YOUR OBJECTIVE:
For each line that holds "from", copy the line out.

PROVIDED ENTRIES:
++++++++

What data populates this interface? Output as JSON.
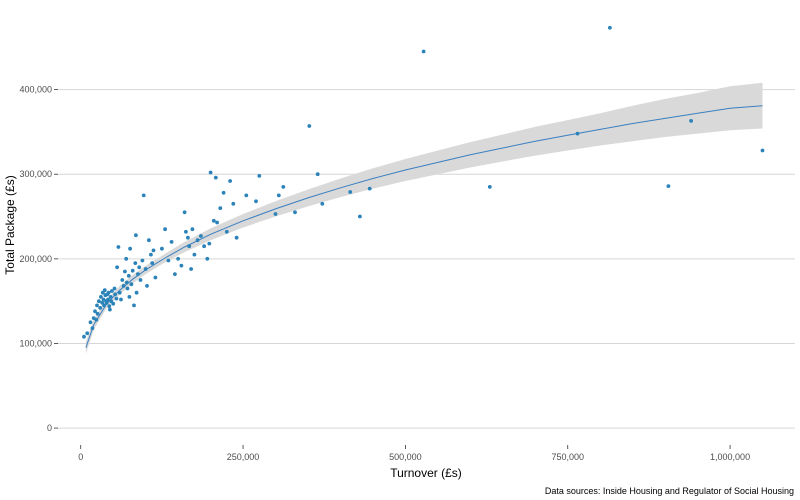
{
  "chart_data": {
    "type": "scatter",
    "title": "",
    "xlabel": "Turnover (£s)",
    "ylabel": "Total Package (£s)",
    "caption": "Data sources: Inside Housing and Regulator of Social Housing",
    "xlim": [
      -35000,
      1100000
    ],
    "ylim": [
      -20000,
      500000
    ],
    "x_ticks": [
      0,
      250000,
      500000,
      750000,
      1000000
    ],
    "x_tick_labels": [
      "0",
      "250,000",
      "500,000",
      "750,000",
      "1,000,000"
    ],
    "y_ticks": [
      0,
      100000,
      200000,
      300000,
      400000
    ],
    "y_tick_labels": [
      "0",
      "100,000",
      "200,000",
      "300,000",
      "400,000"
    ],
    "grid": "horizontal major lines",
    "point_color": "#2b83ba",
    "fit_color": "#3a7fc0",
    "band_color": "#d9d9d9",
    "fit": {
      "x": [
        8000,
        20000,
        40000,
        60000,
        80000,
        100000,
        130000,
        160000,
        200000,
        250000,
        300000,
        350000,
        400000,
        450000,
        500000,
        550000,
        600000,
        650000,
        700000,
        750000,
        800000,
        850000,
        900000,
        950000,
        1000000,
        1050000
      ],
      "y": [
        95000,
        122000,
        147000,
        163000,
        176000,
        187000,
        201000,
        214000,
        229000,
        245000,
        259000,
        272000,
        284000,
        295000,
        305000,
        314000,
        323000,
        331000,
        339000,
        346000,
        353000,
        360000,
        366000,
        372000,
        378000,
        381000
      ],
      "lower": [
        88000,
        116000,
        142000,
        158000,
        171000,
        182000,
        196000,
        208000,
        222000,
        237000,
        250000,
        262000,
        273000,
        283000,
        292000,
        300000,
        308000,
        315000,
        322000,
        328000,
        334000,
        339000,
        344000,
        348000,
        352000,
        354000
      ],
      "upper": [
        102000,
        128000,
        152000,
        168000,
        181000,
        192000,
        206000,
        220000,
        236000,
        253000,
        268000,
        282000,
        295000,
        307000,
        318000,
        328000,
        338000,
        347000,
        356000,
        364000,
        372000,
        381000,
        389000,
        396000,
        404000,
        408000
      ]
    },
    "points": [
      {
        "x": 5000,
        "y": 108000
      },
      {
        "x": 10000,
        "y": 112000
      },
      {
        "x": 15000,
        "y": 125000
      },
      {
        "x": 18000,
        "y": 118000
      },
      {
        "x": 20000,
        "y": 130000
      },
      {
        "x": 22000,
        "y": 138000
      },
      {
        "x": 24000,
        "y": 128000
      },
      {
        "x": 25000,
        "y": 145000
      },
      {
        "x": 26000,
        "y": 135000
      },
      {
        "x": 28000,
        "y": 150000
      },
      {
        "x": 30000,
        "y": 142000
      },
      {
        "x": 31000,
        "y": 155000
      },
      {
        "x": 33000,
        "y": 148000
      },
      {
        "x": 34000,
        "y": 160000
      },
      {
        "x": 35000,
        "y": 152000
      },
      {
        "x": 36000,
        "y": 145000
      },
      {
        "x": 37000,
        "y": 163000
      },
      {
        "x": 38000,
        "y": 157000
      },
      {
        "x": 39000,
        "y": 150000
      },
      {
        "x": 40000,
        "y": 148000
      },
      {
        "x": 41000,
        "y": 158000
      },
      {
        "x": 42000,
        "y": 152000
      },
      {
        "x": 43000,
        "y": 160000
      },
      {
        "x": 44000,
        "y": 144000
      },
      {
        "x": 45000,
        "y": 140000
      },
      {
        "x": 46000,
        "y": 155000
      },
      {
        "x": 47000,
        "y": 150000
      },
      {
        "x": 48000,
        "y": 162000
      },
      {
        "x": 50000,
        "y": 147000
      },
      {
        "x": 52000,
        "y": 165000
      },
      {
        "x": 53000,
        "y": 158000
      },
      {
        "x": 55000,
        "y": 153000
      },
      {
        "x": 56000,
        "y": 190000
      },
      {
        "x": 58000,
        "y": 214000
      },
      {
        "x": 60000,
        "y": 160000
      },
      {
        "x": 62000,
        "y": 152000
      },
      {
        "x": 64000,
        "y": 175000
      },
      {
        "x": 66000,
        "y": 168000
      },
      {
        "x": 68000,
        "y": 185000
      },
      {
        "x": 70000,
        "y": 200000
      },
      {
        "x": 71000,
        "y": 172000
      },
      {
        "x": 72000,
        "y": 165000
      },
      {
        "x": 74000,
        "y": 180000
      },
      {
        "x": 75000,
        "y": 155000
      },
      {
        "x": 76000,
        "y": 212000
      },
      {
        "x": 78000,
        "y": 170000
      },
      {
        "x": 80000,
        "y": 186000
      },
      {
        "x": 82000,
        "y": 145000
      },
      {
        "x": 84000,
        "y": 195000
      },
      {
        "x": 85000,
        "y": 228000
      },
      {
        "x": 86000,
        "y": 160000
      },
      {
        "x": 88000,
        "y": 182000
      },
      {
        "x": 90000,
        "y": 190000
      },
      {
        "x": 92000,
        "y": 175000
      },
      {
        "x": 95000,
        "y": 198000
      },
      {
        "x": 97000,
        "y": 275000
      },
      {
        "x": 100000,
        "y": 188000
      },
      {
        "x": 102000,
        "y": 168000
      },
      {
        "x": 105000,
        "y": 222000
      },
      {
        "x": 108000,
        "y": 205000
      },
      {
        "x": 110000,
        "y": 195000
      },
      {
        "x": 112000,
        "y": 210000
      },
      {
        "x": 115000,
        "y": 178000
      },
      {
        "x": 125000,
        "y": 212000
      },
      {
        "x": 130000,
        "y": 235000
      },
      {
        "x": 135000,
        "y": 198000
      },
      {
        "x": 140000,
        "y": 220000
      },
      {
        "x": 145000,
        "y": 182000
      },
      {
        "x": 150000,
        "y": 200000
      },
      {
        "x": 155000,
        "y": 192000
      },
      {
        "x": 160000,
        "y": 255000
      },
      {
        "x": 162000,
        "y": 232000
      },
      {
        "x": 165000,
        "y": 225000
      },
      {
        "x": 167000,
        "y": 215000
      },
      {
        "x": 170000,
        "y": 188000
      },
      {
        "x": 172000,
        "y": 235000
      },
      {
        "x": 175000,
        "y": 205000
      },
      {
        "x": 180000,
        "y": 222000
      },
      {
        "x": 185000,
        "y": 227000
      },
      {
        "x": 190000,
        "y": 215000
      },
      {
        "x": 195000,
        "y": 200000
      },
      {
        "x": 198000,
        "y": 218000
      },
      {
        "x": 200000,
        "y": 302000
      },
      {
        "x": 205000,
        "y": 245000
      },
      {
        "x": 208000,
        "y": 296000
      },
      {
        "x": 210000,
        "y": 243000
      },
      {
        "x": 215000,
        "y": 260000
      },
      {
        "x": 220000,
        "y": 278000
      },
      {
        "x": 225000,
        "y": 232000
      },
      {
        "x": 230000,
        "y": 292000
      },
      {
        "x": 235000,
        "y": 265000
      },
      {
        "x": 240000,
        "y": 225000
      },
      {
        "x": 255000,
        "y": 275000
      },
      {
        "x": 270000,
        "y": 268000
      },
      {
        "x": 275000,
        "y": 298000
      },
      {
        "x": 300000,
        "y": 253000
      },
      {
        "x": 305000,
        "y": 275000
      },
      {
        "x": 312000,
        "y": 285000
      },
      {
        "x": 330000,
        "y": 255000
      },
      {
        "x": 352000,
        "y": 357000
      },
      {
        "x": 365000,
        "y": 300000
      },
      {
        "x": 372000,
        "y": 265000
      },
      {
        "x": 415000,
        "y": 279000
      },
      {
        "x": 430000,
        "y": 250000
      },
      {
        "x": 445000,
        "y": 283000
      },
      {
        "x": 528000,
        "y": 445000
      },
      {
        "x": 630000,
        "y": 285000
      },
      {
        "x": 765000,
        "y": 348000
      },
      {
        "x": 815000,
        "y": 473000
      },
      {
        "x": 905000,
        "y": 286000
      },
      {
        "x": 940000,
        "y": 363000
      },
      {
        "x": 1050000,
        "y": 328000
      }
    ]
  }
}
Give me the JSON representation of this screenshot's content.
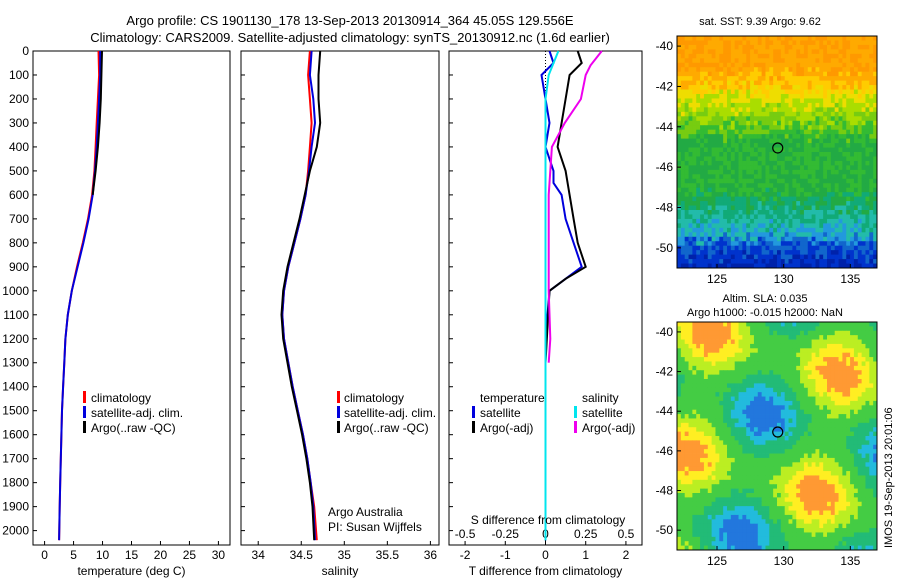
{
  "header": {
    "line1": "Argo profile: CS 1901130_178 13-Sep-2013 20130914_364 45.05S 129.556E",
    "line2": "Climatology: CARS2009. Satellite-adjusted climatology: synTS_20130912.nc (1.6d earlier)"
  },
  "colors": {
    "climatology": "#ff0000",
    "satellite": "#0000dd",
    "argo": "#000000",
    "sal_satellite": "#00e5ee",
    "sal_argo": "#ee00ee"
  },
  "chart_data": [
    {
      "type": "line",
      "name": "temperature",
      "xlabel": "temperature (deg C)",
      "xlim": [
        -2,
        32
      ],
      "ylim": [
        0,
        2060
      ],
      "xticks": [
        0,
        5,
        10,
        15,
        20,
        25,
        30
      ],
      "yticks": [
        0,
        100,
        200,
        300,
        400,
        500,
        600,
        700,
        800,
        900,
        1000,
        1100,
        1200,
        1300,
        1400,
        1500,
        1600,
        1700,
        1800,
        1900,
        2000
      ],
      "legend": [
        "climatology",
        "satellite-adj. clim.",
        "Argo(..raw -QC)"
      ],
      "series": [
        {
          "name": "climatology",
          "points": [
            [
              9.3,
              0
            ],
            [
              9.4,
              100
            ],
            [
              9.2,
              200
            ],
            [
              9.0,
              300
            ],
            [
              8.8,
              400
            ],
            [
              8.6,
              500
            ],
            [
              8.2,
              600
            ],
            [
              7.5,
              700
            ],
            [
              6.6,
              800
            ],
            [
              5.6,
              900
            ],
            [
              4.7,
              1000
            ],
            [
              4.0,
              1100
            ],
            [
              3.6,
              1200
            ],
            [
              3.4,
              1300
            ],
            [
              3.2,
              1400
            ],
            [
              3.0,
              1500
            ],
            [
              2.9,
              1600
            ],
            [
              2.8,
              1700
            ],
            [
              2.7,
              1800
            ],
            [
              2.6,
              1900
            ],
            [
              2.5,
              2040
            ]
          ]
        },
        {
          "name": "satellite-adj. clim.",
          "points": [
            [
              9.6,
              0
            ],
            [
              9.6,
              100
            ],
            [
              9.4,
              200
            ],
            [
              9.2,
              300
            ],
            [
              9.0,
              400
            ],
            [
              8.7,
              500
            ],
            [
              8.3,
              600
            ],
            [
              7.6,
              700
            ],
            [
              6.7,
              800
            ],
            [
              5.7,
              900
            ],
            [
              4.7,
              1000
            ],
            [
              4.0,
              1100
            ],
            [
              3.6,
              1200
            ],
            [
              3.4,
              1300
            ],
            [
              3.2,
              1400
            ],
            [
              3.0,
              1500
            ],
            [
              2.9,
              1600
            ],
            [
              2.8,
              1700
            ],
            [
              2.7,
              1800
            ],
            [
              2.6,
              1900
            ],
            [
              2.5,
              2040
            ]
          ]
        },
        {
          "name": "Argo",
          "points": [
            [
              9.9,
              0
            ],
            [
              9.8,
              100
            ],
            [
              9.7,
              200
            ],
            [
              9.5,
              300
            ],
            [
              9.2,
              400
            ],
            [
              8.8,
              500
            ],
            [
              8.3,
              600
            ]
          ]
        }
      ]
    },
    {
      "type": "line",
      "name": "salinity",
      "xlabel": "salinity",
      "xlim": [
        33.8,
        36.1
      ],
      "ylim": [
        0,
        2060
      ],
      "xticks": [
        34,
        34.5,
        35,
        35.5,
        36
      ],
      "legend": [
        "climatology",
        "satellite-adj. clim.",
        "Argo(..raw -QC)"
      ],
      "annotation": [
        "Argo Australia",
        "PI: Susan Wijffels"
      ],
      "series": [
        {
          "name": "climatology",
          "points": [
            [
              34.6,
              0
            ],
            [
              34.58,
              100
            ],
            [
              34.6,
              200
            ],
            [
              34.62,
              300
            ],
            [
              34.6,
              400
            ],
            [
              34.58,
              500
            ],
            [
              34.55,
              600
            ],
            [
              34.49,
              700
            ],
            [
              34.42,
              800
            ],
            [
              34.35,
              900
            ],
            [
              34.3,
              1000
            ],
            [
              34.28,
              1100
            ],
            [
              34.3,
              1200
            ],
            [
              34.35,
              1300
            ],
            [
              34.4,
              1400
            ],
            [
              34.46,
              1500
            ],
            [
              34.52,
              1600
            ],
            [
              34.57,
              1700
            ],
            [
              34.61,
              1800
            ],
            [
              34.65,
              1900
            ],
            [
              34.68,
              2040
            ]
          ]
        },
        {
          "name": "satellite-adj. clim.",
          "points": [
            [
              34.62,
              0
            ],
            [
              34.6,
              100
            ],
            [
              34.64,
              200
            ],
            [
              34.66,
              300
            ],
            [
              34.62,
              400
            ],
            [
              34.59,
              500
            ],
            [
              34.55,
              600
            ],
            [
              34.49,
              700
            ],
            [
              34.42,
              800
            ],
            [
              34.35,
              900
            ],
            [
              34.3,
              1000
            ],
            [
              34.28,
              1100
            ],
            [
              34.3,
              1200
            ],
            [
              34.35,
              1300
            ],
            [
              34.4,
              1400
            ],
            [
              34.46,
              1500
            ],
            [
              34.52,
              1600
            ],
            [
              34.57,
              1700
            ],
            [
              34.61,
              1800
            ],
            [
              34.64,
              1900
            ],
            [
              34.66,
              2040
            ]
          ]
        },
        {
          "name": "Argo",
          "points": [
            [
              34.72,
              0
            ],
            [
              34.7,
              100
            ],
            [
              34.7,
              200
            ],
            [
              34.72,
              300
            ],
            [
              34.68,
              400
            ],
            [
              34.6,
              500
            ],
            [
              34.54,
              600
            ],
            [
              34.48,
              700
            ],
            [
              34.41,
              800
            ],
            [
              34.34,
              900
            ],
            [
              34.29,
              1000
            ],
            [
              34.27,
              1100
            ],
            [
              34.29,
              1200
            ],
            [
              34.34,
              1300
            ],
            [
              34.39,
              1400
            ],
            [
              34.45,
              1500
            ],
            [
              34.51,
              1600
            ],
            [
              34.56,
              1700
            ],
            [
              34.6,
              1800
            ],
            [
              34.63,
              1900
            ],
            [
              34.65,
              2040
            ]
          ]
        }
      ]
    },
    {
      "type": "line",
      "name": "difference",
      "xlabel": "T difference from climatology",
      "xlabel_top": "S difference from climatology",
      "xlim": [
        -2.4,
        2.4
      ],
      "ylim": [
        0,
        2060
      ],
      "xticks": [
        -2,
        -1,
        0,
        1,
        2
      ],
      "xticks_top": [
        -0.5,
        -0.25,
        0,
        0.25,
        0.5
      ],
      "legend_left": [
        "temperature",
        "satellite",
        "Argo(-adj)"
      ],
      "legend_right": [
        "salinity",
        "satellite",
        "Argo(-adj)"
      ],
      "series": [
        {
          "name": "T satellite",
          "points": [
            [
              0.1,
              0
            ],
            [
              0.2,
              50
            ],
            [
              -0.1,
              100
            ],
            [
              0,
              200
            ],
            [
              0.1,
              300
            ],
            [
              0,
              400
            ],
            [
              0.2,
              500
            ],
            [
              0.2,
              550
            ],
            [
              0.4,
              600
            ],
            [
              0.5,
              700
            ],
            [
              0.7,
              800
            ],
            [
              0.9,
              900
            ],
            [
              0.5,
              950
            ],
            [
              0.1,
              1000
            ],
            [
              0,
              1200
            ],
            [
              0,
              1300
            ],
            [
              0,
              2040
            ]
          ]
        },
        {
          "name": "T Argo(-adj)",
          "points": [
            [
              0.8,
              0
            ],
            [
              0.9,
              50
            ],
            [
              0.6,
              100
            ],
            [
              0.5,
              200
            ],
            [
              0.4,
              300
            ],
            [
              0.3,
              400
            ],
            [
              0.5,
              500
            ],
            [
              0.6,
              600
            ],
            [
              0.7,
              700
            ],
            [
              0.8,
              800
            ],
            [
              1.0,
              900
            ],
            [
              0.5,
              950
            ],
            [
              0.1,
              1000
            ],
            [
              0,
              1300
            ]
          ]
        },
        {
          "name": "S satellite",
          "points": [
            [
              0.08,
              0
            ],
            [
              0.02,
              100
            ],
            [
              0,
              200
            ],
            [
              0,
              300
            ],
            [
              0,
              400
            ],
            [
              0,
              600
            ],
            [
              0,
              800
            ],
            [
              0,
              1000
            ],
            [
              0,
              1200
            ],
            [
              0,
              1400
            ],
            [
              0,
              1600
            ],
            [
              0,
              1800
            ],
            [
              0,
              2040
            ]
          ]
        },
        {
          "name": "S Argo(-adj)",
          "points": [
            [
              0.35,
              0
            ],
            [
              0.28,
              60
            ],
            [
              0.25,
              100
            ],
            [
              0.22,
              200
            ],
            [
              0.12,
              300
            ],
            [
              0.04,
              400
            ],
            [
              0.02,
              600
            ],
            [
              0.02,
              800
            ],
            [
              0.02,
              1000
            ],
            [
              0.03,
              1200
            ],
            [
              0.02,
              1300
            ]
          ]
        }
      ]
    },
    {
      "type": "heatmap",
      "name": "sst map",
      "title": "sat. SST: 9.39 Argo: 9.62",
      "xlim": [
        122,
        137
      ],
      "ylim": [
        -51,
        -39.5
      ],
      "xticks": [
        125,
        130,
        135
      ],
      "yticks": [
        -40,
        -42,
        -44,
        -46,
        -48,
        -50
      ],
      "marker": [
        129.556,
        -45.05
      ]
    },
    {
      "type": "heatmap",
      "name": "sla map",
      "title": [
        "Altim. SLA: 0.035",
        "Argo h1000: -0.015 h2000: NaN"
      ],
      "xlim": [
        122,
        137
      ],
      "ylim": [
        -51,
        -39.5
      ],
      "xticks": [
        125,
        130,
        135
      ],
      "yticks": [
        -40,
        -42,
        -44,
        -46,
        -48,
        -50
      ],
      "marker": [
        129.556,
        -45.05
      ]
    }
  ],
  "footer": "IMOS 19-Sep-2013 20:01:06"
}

++++++++

RESPONSE BELOW:
      "xlabel": "T difference from climatology",
      "xlabel_top": "S difference from climatology",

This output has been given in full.